= To do =
All that is required is the number of lines in this listing that hold "stimulation".

= Information given =
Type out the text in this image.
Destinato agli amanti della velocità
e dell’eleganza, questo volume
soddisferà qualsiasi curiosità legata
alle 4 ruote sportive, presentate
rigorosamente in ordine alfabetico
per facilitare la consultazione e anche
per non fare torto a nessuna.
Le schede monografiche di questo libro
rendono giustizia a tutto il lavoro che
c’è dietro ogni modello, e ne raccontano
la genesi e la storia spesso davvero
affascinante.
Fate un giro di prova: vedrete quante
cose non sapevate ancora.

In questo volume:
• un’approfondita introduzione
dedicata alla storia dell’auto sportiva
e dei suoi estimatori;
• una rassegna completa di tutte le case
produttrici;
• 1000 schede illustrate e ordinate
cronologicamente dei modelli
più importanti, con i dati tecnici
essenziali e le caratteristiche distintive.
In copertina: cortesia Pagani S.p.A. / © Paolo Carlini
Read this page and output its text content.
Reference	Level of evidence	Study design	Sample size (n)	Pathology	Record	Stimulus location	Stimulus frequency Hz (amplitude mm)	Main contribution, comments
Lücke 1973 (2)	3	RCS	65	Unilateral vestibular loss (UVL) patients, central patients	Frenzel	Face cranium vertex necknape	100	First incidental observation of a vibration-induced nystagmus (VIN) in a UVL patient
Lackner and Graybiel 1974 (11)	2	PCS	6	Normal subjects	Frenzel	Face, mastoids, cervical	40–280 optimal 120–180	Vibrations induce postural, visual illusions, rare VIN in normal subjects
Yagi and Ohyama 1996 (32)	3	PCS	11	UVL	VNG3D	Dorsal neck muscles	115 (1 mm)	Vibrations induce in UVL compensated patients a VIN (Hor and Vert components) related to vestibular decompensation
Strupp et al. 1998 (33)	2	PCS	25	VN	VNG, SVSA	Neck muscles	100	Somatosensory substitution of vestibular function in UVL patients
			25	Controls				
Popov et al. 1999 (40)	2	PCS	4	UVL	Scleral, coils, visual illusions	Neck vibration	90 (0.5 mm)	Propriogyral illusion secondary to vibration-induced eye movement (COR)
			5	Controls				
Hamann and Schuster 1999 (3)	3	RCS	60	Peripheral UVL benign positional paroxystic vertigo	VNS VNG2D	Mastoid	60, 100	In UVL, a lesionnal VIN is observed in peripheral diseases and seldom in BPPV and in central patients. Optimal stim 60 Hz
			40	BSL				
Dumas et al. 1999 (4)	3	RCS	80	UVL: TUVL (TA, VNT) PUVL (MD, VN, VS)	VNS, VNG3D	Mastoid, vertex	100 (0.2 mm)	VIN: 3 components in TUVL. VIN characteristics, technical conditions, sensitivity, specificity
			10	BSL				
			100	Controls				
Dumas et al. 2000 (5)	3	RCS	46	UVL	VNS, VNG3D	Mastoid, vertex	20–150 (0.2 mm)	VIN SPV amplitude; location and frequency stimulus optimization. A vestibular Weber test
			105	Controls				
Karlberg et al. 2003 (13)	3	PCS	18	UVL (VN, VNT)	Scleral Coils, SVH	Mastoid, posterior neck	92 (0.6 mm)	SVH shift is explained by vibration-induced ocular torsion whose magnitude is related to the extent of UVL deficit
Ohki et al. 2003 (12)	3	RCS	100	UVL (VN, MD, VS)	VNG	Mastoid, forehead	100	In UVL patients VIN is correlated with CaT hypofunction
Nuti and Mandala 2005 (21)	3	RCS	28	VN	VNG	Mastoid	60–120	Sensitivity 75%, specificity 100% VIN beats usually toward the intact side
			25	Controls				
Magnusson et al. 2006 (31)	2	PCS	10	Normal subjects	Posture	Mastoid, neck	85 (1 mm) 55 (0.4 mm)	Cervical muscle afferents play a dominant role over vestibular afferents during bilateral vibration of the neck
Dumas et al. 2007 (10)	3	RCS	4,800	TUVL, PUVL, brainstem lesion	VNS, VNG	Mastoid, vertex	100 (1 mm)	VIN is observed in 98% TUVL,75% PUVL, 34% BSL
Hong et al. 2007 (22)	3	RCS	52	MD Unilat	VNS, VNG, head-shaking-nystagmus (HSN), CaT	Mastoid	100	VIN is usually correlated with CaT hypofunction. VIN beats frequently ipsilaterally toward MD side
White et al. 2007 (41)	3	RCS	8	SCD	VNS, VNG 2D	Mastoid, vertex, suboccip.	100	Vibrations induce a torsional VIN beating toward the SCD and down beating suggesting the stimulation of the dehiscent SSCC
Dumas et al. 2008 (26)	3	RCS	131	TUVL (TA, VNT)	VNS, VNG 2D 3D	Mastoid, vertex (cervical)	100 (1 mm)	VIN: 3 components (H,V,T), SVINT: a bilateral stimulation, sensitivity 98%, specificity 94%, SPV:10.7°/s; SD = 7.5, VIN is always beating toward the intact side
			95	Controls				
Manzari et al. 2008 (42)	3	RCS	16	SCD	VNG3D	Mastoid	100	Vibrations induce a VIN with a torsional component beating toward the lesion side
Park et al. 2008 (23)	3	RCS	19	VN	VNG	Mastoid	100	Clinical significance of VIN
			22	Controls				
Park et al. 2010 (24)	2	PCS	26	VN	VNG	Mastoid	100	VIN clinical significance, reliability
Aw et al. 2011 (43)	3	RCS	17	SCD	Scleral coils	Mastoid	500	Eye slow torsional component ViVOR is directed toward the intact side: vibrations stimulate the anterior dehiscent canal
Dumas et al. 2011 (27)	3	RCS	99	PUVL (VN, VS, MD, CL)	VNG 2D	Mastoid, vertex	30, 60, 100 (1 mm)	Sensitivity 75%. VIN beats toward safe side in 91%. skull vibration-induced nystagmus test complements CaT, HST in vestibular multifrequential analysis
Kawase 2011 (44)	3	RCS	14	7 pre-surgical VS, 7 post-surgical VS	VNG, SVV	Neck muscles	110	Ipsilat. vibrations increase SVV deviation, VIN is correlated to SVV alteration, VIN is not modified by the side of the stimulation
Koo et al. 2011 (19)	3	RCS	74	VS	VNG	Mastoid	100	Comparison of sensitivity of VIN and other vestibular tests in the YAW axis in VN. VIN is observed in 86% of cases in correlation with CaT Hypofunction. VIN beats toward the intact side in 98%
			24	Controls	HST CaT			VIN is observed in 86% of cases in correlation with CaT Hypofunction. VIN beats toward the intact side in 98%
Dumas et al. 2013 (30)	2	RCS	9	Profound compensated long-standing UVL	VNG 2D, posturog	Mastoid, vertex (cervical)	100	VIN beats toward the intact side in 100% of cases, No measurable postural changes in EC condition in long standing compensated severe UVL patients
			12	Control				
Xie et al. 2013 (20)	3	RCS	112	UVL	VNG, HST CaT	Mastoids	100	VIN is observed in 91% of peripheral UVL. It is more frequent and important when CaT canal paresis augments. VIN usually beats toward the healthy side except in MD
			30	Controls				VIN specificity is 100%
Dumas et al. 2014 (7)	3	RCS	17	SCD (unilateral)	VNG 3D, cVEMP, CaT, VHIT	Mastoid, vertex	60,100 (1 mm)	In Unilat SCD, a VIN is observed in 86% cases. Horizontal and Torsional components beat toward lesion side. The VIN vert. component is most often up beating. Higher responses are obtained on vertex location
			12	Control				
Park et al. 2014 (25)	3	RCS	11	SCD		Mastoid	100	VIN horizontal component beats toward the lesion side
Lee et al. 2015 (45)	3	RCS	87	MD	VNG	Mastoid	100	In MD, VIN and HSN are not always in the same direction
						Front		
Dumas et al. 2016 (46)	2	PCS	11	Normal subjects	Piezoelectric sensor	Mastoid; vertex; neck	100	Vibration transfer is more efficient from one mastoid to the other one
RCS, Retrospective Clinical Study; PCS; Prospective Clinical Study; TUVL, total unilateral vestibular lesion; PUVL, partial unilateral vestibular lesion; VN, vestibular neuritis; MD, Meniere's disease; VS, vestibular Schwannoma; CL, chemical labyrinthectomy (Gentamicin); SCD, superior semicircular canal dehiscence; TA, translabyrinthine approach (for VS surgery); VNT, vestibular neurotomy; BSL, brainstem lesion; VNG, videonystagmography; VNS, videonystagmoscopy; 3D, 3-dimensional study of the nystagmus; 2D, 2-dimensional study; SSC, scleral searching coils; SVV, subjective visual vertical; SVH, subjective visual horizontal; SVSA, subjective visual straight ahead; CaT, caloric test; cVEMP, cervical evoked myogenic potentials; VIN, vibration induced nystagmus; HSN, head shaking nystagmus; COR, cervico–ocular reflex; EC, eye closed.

= Final answer =
3